▶ **Job**:
Set the data down again, exactly as it reads, but without the pictures.

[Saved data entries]

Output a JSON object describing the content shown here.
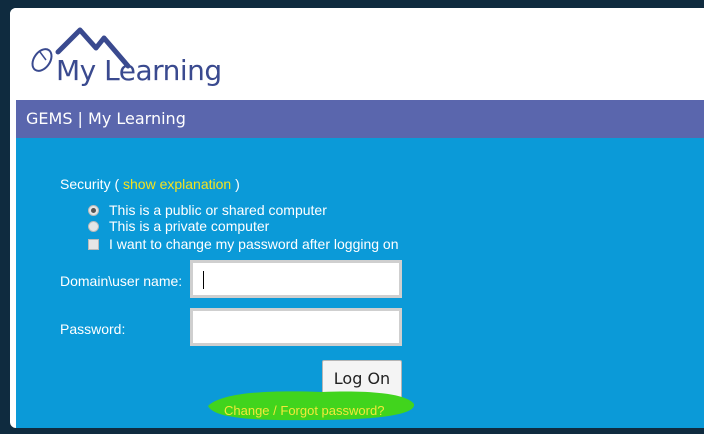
{
  "brand": {
    "logo_text": "My Learning",
    "accent": "#5a66ad",
    "panel_color": "#0b9ad8",
    "link_color": "#f6e21e"
  },
  "title_bar": {
    "text": "GEMS | My Learning"
  },
  "security": {
    "label": "Security (",
    "link": "show explanation",
    "label_end": ")",
    "options": [
      {
        "label": "This is a public or shared computer",
        "selected": true
      },
      {
        "label": "This is a private computer",
        "selected": false
      }
    ],
    "change_password": {
      "label": "I want to change my password after logging on",
      "checked": false
    }
  },
  "form": {
    "username_label": "Domain\\user name:",
    "username_value": "",
    "password_label": "Password:",
    "password_value": "",
    "logon_label": "Log On",
    "forgot_link": "Change / Forgot password?"
  }
}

▶ **Answer to the task**:
Output a JSON object describing the content shown here.
{
  "brand": {
    "logo_text": "My Learning",
    "accent": "#5a66ad",
    "panel_color": "#0b9ad8",
    "link_color": "#f6e21e"
  },
  "title_bar": {
    "text": "GEMS | My Learning"
  },
  "security": {
    "label": "Security (",
    "link": "show explanation",
    "label_end": ")",
    "options": [
      {
        "label": "This is a public or shared computer",
        "selected": true
      },
      {
        "label": "This is a private computer",
        "selected": false
      }
    ],
    "change_password": {
      "label": "I want to change my password after logging on",
      "checked": false
    }
  },
  "form": {
    "username_label": "Domain\\user name:",
    "username_value": "",
    "password_label": "Password:",
    "password_value": "",
    "logon_label": "Log On",
    "forgot_link": "Change / Forgot password?"
  }
}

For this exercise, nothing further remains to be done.